What the task asks: For this exercise, repeat all of the material verbatim apart from its images.
/---
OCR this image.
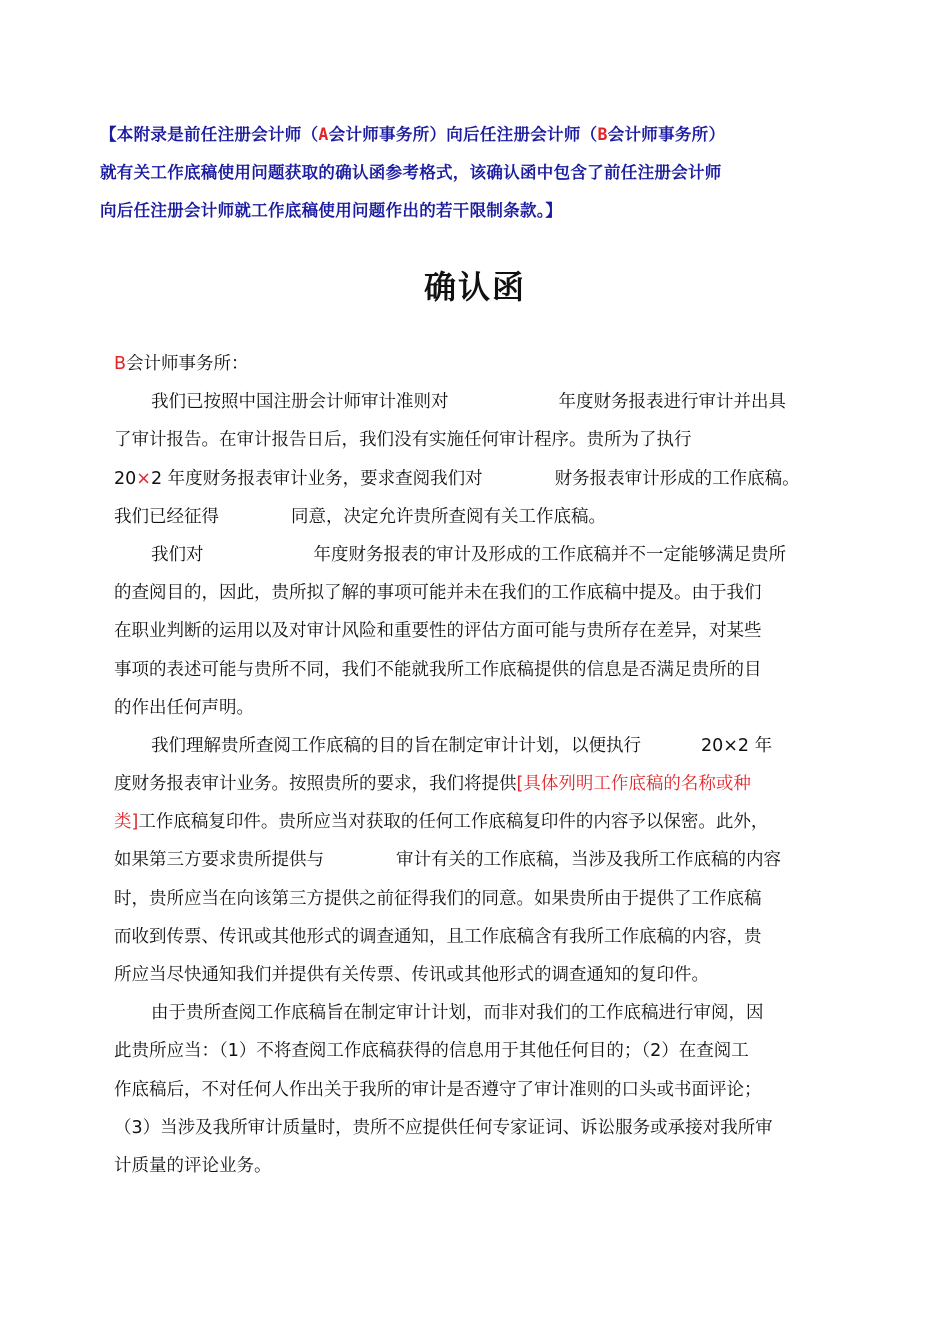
【本附录是前任注册会计师（A会计师事务所）向后任注册会计师（B会计师事务所）
就有关工作底稿使用问题获取的确认函参考格式，该确认函中包含了前任注册会计师
向后任注册会计师就工作底稿使用问题作出的若干限制条款。】
确认函
B会计师事务所：
我们已按照中国注册会计师审计准则对	年度财务报表进行审计并出具
了审计报告。在审计报告日后，我们没有实施任何审计程序。贵所为了执行
20×2 年度财务报表审计业务，要求查阅我们对	财务报表审计形成的工作底稿。
我们已经征得	同意，决定允许贵所查阅有关工作底稿。
我们对	年度财务报表的审计及形成的工作底稿并不一定能够满足贵所
的查阅目的，因此，贵所拟了解的事项可能并未在我们的工作底稿中提及。由于我们
在职业判断的运用以及对审计风险和重要性的评估方面可能与贵所存在差异，对某些
事项的表述可能与贵所不同，我们不能就我所工作底稿提供的信息是否满足贵所的目
的作出任何声明。
我们理解贵所查阅工作底稿的目的旨在制定审计计划，以便执行	20×2 年
度财务报表审计业务。按照贵所的要求，我们将提供[具体列明工作底稿的名称或种
类]工作底稿复印件。贵所应当对获取的任何工作底稿复印件的内容予以保密。此外，
如果第三方要求贵所提供与	审计有关的工作底稿，当涉及我所工作底稿的内容
时，贵所应当在向该第三方提供之前征得我们的同意。如果贵所由于提供了工作底稿
而收到传票、传讯或其他形式的调查通知，且工作底稿含有我所工作底稿的内容，贵
所应当尽快通知我们并提供有关传票、传讯或其他形式的调查通知的复印件。
由于贵所查阅工作底稿旨在制定审计计划，而非对我们的工作底稿进行审阅，因
此贵所应当：（1）不将查阅工作底稿获得的信息用于其他任何目的；（2）在查阅工
作底稿后，不对任何人作出关于我所的审计是否遵守了审计准则的口头或书面评论；
（3）当涉及我所审计质量时，贵所不应提供任何专家证词、诉讼服务或承接对我所审
计质量的评论业务。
\---
Reply to the exercise:
OCR this image.
【本附录是前任注册会计师（A会计师事务所）向后任注册会计师（B会计师事务所）
就有关工作底稿使用问题获取的确认函参考格式，该确认函中包含了前任注册会计师
向后任注册会计师就工作底稿使用问题作出的若干限制条款。】
确认函
B会计师事务所：
我们已按照中国注册会计师审计准则对	年度财务报表进行审计并出具
了审计报告。在审计报告日后，我们没有实施任何审计程序。贵所为了执行
20×2 年度财务报表审计业务，要求查阅我们对	财务报表审计形成的工作底稿。
我们已经征得	同意，决定允许贵所查阅有关工作底稿。
我们对	年度财务报表的审计及形成的工作底稿并不一定能够满足贵所
的查阅目的，因此，贵所拟了解的事项可能并未在我们的工作底稿中提及。由于我们
在职业判断的运用以及对审计风险和重要性的评估方面可能与贵所存在差异，对某些
事项的表述可能与贵所不同，我们不能就我所工作底稿提供的信息是否满足贵所的目
的作出任何声明。
我们理解贵所查阅工作底稿的目的旨在制定审计计划，以便执行	20×2 年
度财务报表审计业务。按照贵所的要求，我们将提供[具体列明工作底稿的名称或种
类]工作底稿复印件。贵所应当对获取的任何工作底稿复印件的内容予以保密。此外，
如果第三方要求贵所提供与	审计有关的工作底稿，当涉及我所工作底稿的内容
时，贵所应当在向该第三方提供之前征得我们的同意。如果贵所由于提供了工作底稿
而收到传票、传讯或其他形式的调查通知，且工作底稿含有我所工作底稿的内容，贵
所应当尽快通知我们并提供有关传票、传讯或其他形式的调查通知的复印件。
由于贵所查阅工作底稿旨在制定审计计划，而非对我们的工作底稿进行审阅，因
此贵所应当：（1）不将查阅工作底稿获得的信息用于其他任何目的；（2）在查阅工
作底稿后，不对任何人作出关于我所的审计是否遵守了审计准则的口头或书面评论；
（3）当涉及我所审计质量时，贵所不应提供任何专家证词、诉讼服务或承接对我所审
计质量的评论业务。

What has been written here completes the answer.